# Request
Skip every image and restate the data word for word.

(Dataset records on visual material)
begin
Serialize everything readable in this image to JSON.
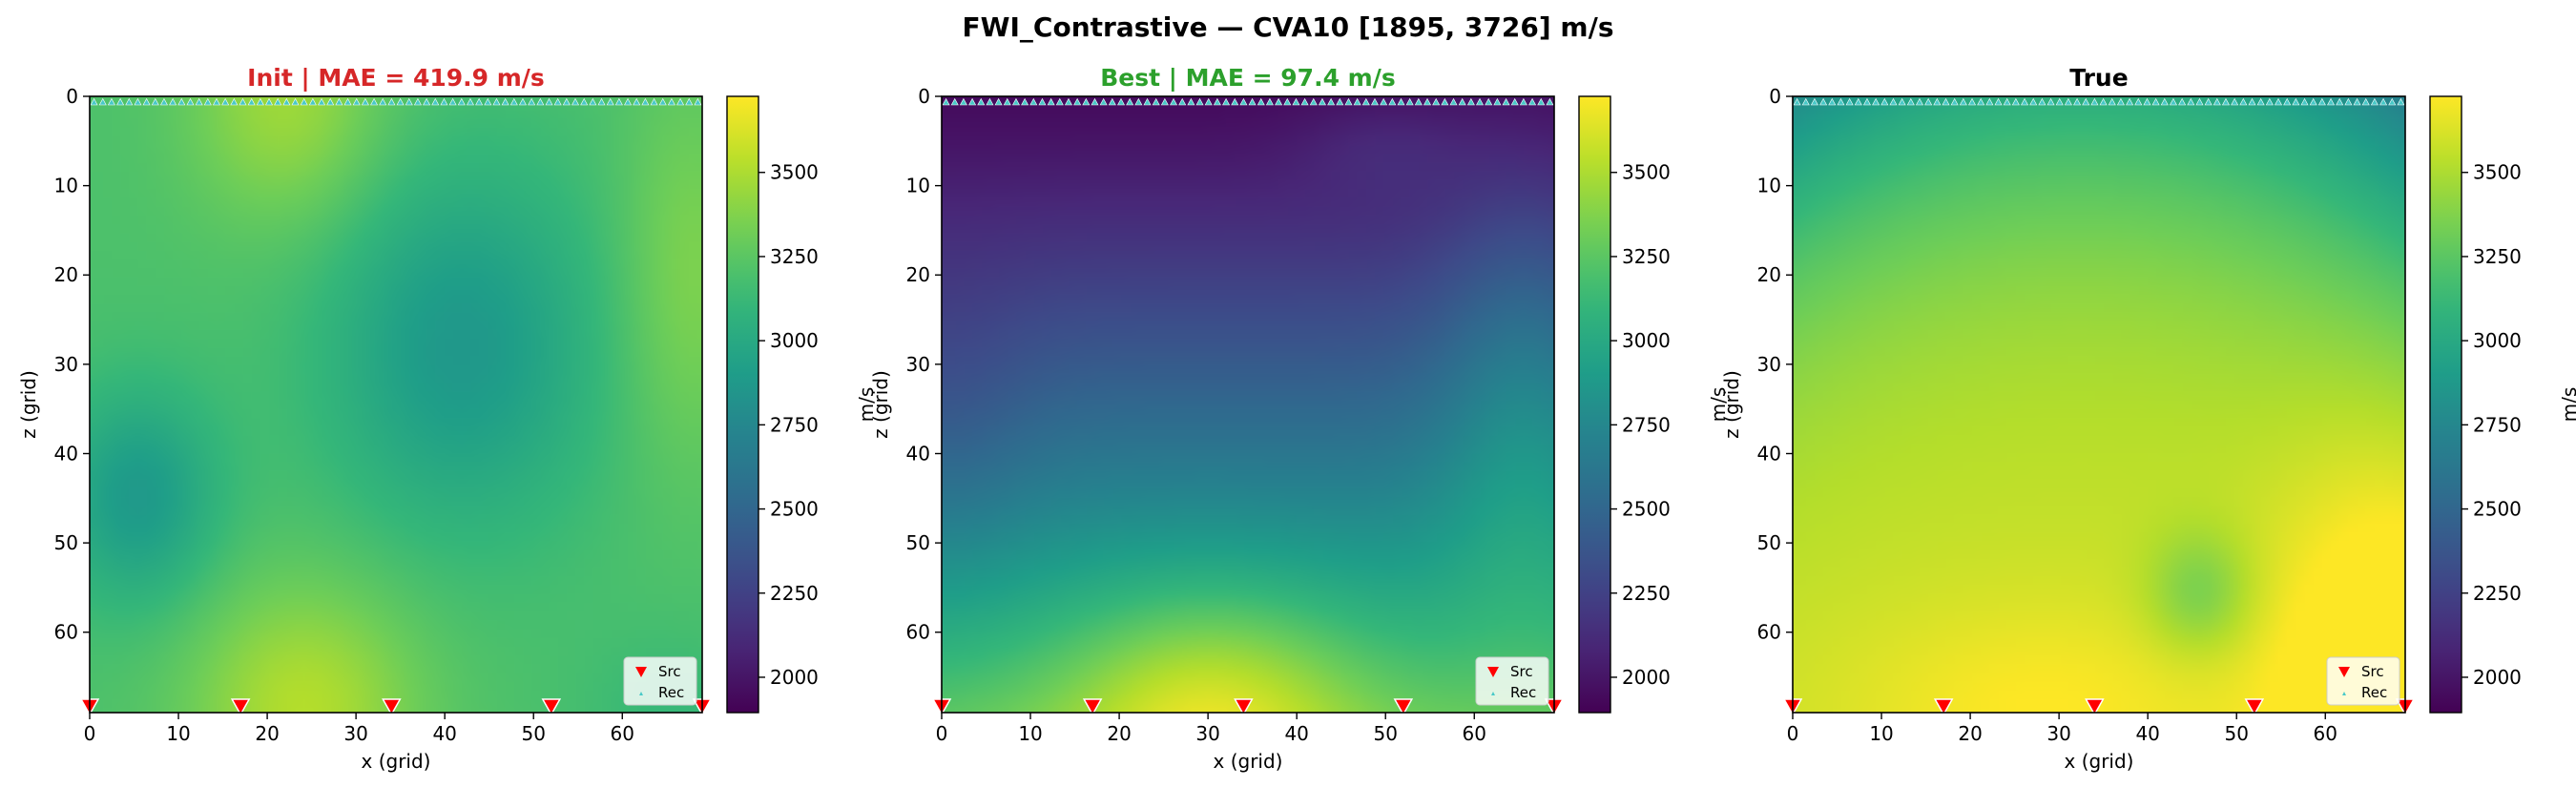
{
  "suptitle": "FWI_Contrastive — CVA10 [1895, 3726] m/s",
  "chart_data": [
    {
      "type": "heatmap",
      "title": "Init  |  MAE = 419.9 m/s",
      "title_color": "#d62728",
      "xlabel": "x (grid)",
      "ylabel": "z (grid)",
      "xlim": [
        0,
        69
      ],
      "ylim": [
        69,
        0
      ],
      "xticks": [
        0,
        10,
        20,
        30,
        40,
        50,
        60
      ],
      "yticks": [
        0,
        10,
        20,
        30,
        40,
        50,
        60
      ],
      "colorbar_label": "m/s",
      "colorbar_ticks": [
        2000,
        2250,
        2500,
        2750,
        3000,
        3250,
        3500
      ],
      "vmin": 1895,
      "vmax": 3726,
      "field_approx": "smooth background model: ~3150-3500 m/s, highest near x≈25 top and bottom, ~2850 centre-right and left around z≈45",
      "sources": [
        0,
        17,
        34,
        52,
        69
      ],
      "receivers_row": 0,
      "legend": [
        "Src",
        "Rec"
      ]
    },
    {
      "type": "heatmap",
      "title": "Best  |  MAE = 97.4 m/s",
      "title_color": "#2ca02c",
      "xlabel": "x (grid)",
      "ylabel": "z (grid)",
      "xlim": [
        0,
        69
      ],
      "ylim": [
        69,
        0
      ],
      "xticks": [
        0,
        10,
        20,
        30,
        40,
        50,
        60
      ],
      "yticks": [
        0,
        10,
        20,
        30,
        40,
        50,
        60
      ],
      "colorbar_label": "m/s",
      "colorbar_ticks": [
        2000,
        2250,
        2500,
        2750,
        3000,
        3250,
        3500
      ],
      "vmin": 1895,
      "vmax": 3726,
      "field_approx": "low velocity ~1950 at top increasing with depth to ~3650 at bottom centre (x≈30)",
      "sources": [
        0,
        17,
        34,
        52,
        69
      ],
      "receivers_row": 0,
      "legend": [
        "Src",
        "Rec"
      ]
    },
    {
      "type": "heatmap",
      "title": "True",
      "title_color": "#000000",
      "xlabel": "x (grid)",
      "ylabel": "z (grid)",
      "xlim": [
        0,
        69
      ],
      "ylim": [
        69,
        0
      ],
      "xticks": [
        0,
        10,
        20,
        30,
        40,
        50,
        60
      ],
      "yticks": [
        0,
        10,
        20,
        30,
        40,
        50,
        60
      ],
      "colorbar_label": "m/s",
      "colorbar_ticks": [
        2000,
        2250,
        2500,
        2750,
        3000,
        3250,
        3500
      ],
      "vmin": 1895,
      "vmax": 3726,
      "field_approx": "low velocity ~1900 at top, curved transition, high ~3700 at bottom-right",
      "sources": [
        0,
        17,
        34,
        52,
        69
      ],
      "receivers_row": 0,
      "legend": [
        "Src",
        "Rec"
      ]
    }
  ]
}
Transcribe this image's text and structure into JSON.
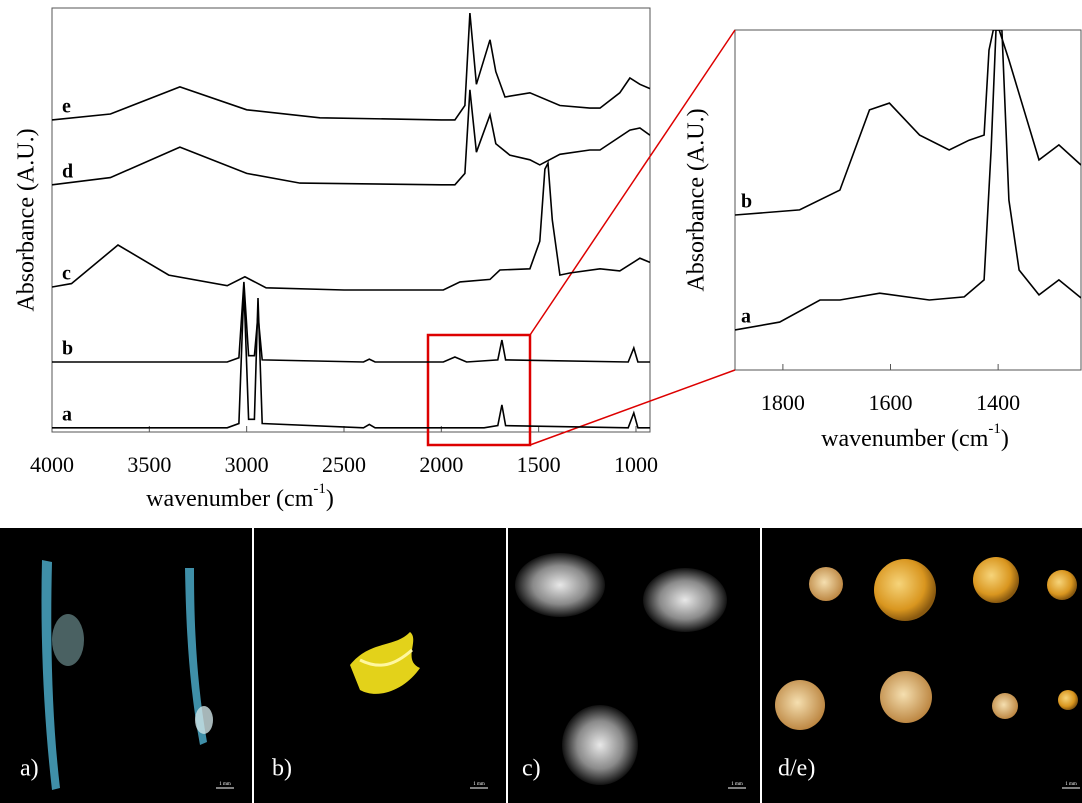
{
  "chart_data": [
    {
      "type": "line",
      "y_label": "Absorbance (A.U.)",
      "x_label": [
        "wavenumber (cm",
        "-1",
        ")"
      ],
      "xlim": [
        4000,
        928
      ],
      "xticks": [
        4000,
        3500,
        3000,
        2500,
        2000,
        1500,
        1000
      ],
      "ylim": [
        0,
        100
      ],
      "series": [
        {
          "name": "a",
          "color": "#000000",
          "x": [
            4000,
            3100,
            3040,
            3014,
            2990,
            2960,
            2942,
            2920,
            2400,
            2370,
            2340,
            1780,
            1710,
            1689,
            1670,
            1040,
            1011,
            990,
            928
          ],
          "values": [
            1,
            1,
            2,
            34,
            3,
            3,
            31.6,
            2,
            1,
            1.8,
            1,
            1,
            1.5,
            6.4,
            1.5,
            1,
            4.5,
            1,
            1
          ]
        },
        {
          "name": "b",
          "color": "#000000",
          "x": [
            4000,
            3100,
            3040,
            3014,
            2990,
            2960,
            2942,
            2920,
            2400,
            2370,
            2340,
            1990,
            1930,
            1870,
            1710,
            1689,
            1670,
            1040,
            1011,
            990,
            928
          ],
          "values": [
            16.5,
            16.5,
            17.5,
            35.4,
            18,
            18,
            27.6,
            17,
            16.5,
            17.2,
            16.5,
            16.5,
            17.7,
            16.5,
            17,
            21.7,
            17,
            16.5,
            19.8,
            16.5,
            16.5
          ]
        },
        {
          "name": "c",
          "color": "#000000",
          "x": [
            4000,
            3900,
            3661,
            3400,
            3100,
            3009,
            2900,
            2500,
            1990,
            1904,
            1750,
            1699,
            1545,
            1494,
            1468,
            1452,
            1430,
            1391,
            1340,
            1185,
            1083,
            980,
            928
          ],
          "values": [
            34.2,
            35,
            44.1,
            37,
            34.5,
            36.6,
            34,
            33.5,
            33.5,
            35.4,
            36,
            38.2,
            38.5,
            45,
            62,
            63.4,
            50,
            37,
            37.5,
            38.5,
            38,
            41,
            40
          ]
        },
        {
          "name": "d",
          "color": "#000000",
          "x": [
            4000,
            3700,
            3343,
            3000,
            2726,
            2000,
            1930,
            1879,
            1853,
            1820,
            1750,
            1720,
            1648,
            1545,
            1494,
            1391,
            1237,
            1185,
            1031,
            980,
            928
          ],
          "values": [
            58.3,
            60,
            67.2,
            61,
            58.7,
            58.3,
            58.3,
            61,
            80.7,
            66,
            74.8,
            68,
            65.3,
            64.2,
            63,
            65.5,
            66.5,
            66.5,
            71.2,
            71.7,
            70
          ]
        },
        {
          "name": "e",
          "color": "#000000",
          "x": [
            4000,
            3700,
            3343,
            3000,
            2624,
            2000,
            1930,
            1879,
            1853,
            1820,
            1750,
            1720,
            1673,
            1545,
            1391,
            1237,
            1185,
            1083,
            1031,
            980,
            928
          ],
          "values": [
            73.6,
            75,
            81.4,
            76,
            74.1,
            73.6,
            73.6,
            77,
            98.8,
            82,
            92.5,
            85,
            79,
            80,
            77,
            76.4,
            76.4,
            80,
            83.5,
            82,
            81
          ]
        }
      ]
    },
    {
      "type": "line",
      "y_label": "Absorbance (A.U.)",
      "x_label": [
        "wavenumber (cm",
        "-1",
        ")"
      ],
      "xlim": [
        1889,
        1246
      ],
      "xticks": [
        1800,
        1600,
        1400
      ],
      "ylim": [
        0,
        100
      ],
      "series": [
        {
          "name": "a",
          "color": "#000000",
          "x": [
            1889,
            1806,
            1731,
            1694,
            1620,
            1528,
            1463,
            1426,
            1413,
            1404,
            1393,
            1380,
            1361,
            1324,
            1287,
            1246
          ],
          "values": [
            11.8,
            14.1,
            20.6,
            20.6,
            22.6,
            20.6,
            21.5,
            26.5,
            64.7,
            100,
            100,
            50,
            29.4,
            22.1,
            26.5,
            21.2
          ]
        },
        {
          "name": "b",
          "color": "#000000",
          "x": [
            1889,
            1769,
            1694,
            1639,
            1602,
            1546,
            1491,
            1454,
            1426,
            1417,
            1409,
            1398,
            1380,
            1324,
            1287,
            1246
          ],
          "values": [
            45.6,
            47.1,
            52.9,
            76.5,
            78.5,
            69.1,
            64.7,
            67.6,
            69.1,
            94.1,
            100,
            100,
            91.2,
            61.8,
            66.2,
            60.3
          ]
        }
      ]
    }
  ],
  "photos": {
    "panels": [
      {
        "label": "a)",
        "scale_bar": "1 mm"
      },
      {
        "label": "b)",
        "scale_bar": "1 mm"
      },
      {
        "label": "c)",
        "scale_bar": "1 mm"
      },
      {
        "label": "d/e)",
        "scale_bar": "1 mm"
      }
    ]
  }
}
end
# Solution to this exercise
Serialize everything readable in this image to JSON.
{
  "suptitle": "FWI_Contrastive — CVA10 [1895, 3726] m/s",
  "chart_data": [
    {
      "type": "heatmap",
      "title": "Init  |  MAE = 419.9 m/s",
      "title_color": "#d62728",
      "xlabel": "x (grid)",
      "ylabel": "z (grid)",
      "xlim": [
        0,
        69
      ],
      "ylim": [
        69,
        0
      ],
      "xticks": [
        0,
        10,
        20,
        30,
        40,
        50,
        60
      ],
      "yticks": [
        0,
        10,
        20,
        30,
        40,
        50,
        60
      ],
      "colorbar_label": "m/s",
      "colorbar_ticks": [
        2000,
        2250,
        2500,
        2750,
        3000,
        3250,
        3500
      ],
      "vmin": 1895,
      "vmax": 3726,
      "field_approx": "smooth background model: ~3150-3500 m/s, highest near x≈25 top and bottom, ~2850 centre-right and left around z≈45",
      "sources": [
        0,
        17,
        34,
        52,
        69
      ],
      "receivers_row": 0,
      "legend": [
        "Src",
        "Rec"
      ]
    },
    {
      "type": "heatmap",
      "title": "Best  |  MAE = 97.4 m/s",
      "title_color": "#2ca02c",
      "xlabel": "x (grid)",
      "ylabel": "z (grid)",
      "xlim": [
        0,
        69
      ],
      "ylim": [
        69,
        0
      ],
      "xticks": [
        0,
        10,
        20,
        30,
        40,
        50,
        60
      ],
      "yticks": [
        0,
        10,
        20,
        30,
        40,
        50,
        60
      ],
      "colorbar_label": "m/s",
      "colorbar_ticks": [
        2000,
        2250,
        2500,
        2750,
        3000,
        3250,
        3500
      ],
      "vmin": 1895,
      "vmax": 3726,
      "field_approx": "low velocity ~1950 at top increasing with depth to ~3650 at bottom centre (x≈30)",
      "sources": [
        0,
        17,
        34,
        52,
        69
      ],
      "receivers_row": 0,
      "legend": [
        "Src",
        "Rec"
      ]
    },
    {
      "type": "heatmap",
      "title": "True",
      "title_color": "#000000",
      "xlabel": "x (grid)",
      "ylabel": "z (grid)",
      "xlim": [
        0,
        69
      ],
      "ylim": [
        69,
        0
      ],
      "xticks": [
        0,
        10,
        20,
        30,
        40,
        50,
        60
      ],
      "yticks": [
        0,
        10,
        20,
        30,
        40,
        50,
        60
      ],
      "colorbar_label": "m/s",
      "colorbar_ticks": [
        2000,
        2250,
        2500,
        2750,
        3000,
        3250,
        3500
      ],
      "vmin": 1895,
      "vmax": 3726,
      "field_approx": "low velocity ~1900 at top, curved transition, high ~3700 at bottom-right",
      "sources": [
        0,
        17,
        34,
        52,
        69
      ],
      "receivers_row": 0,
      "legend": [
        "Src",
        "Rec"
      ]
    }
  ]
}
Transcribe this image's text and structure into JSON.
{
  "chart_data": [
    {
      "type": "line",
      "y_label": "Absorbance (A.U.)",
      "x_label": [
        "wavenumber (cm",
        "-1",
        ")"
      ],
      "xlim": [
        4000,
        928
      ],
      "xticks": [
        4000,
        3500,
        3000,
        2500,
        2000,
        1500,
        1000
      ],
      "ylim": [
        0,
        100
      ],
      "series": [
        {
          "name": "a",
          "color": "#000000",
          "x": [
            4000,
            3100,
            3040,
            3014,
            2990,
            2960,
            2942,
            2920,
            2400,
            2370,
            2340,
            1780,
            1710,
            1689,
            1670,
            1040,
            1011,
            990,
            928
          ],
          "values": [
            1,
            1,
            2,
            34,
            3,
            3,
            31.6,
            2,
            1,
            1.8,
            1,
            1,
            1.5,
            6.4,
            1.5,
            1,
            4.5,
            1,
            1
          ]
        },
        {
          "name": "b",
          "color": "#000000",
          "x": [
            4000,
            3100,
            3040,
            3014,
            2990,
            2960,
            2942,
            2920,
            2400,
            2370,
            2340,
            1990,
            1930,
            1870,
            1710,
            1689,
            1670,
            1040,
            1011,
            990,
            928
          ],
          "values": [
            16.5,
            16.5,
            17.5,
            35.4,
            18,
            18,
            27.6,
            17,
            16.5,
            17.2,
            16.5,
            16.5,
            17.7,
            16.5,
            17,
            21.7,
            17,
            16.5,
            19.8,
            16.5,
            16.5
          ]
        },
        {
          "name": "c",
          "color": "#000000",
          "x": [
            4000,
            3900,
            3661,
            3400,
            3100,
            3009,
            2900,
            2500,
            1990,
            1904,
            1750,
            1699,
            1545,
            1494,
            1468,
            1452,
            1430,
            1391,
            1340,
            1185,
            1083,
            980,
            928
          ],
          "values": [
            34.2,
            35,
            44.1,
            37,
            34.5,
            36.6,
            34,
            33.5,
            33.5,
            35.4,
            36,
            38.2,
            38.5,
            45,
            62,
            63.4,
            50,
            37,
            37.5,
            38.5,
            38,
            41,
            40
          ]
        },
        {
          "name": "d",
          "color": "#000000",
          "x": [
            4000,
            3700,
            3343,
            3000,
            2726,
            2000,
            1930,
            1879,
            1853,
            1820,
            1750,
            1720,
            1648,
            1545,
            1494,
            1391,
            1237,
            1185,
            1031,
            980,
            928
          ],
          "values": [
            58.3,
            60,
            67.2,
            61,
            58.7,
            58.3,
            58.3,
            61,
            80.7,
            66,
            74.8,
            68,
            65.3,
            64.2,
            63,
            65.5,
            66.5,
            66.5,
            71.2,
            71.7,
            70
          ]
        },
        {
          "name": "e",
          "color": "#000000",
          "x": [
            4000,
            3700,
            3343,
            3000,
            2624,
            2000,
            1930,
            1879,
            1853,
            1820,
            1750,
            1720,
            1673,
            1545,
            1391,
            1237,
            1185,
            1083,
            1031,
            980,
            928
          ],
          "values": [
            73.6,
            75,
            81.4,
            76,
            74.1,
            73.6,
            73.6,
            77,
            98.8,
            82,
            92.5,
            85,
            79,
            80,
            77,
            76.4,
            76.4,
            80,
            83.5,
            82,
            81
          ]
        }
      ]
    },
    {
      "type": "line",
      "y_label": "Absorbance (A.U.)",
      "x_label": [
        "wavenumber (cm",
        "-1",
        ")"
      ],
      "xlim": [
        1889,
        1246
      ],
      "xticks": [
        1800,
        1600,
        1400
      ],
      "ylim": [
        0,
        100
      ],
      "series": [
        {
          "name": "a",
          "color": "#000000",
          "x": [
            1889,
            1806,
            1731,
            1694,
            1620,
            1528,
            1463,
            1426,
            1413,
            1404,
            1393,
            1380,
            1361,
            1324,
            1287,
            1246
          ],
          "values": [
            11.8,
            14.1,
            20.6,
            20.6,
            22.6,
            20.6,
            21.5,
            26.5,
            64.7,
            100,
            100,
            50,
            29.4,
            22.1,
            26.5,
            21.2
          ]
        },
        {
          "name": "b",
          "color": "#000000",
          "x": [
            1889,
            1769,
            1694,
            1639,
            1602,
            1546,
            1491,
            1454,
            1426,
            1417,
            1409,
            1398,
            1380,
            1324,
            1287,
            1246
          ],
          "values": [
            45.6,
            47.1,
            52.9,
            76.5,
            78.5,
            69.1,
            64.7,
            67.6,
            69.1,
            94.1,
            100,
            100,
            91.2,
            61.8,
            66.2,
            60.3
          ]
        }
      ]
    }
  ],
  "photos": {
    "panels": [
      {
        "label": "a)",
        "scale_bar": "1 mm"
      },
      {
        "label": "b)",
        "scale_bar": "1 mm"
      },
      {
        "label": "c)",
        "scale_bar": "1 mm"
      },
      {
        "label": "d/e)",
        "scale_bar": "1 mm"
      }
    ]
  }
}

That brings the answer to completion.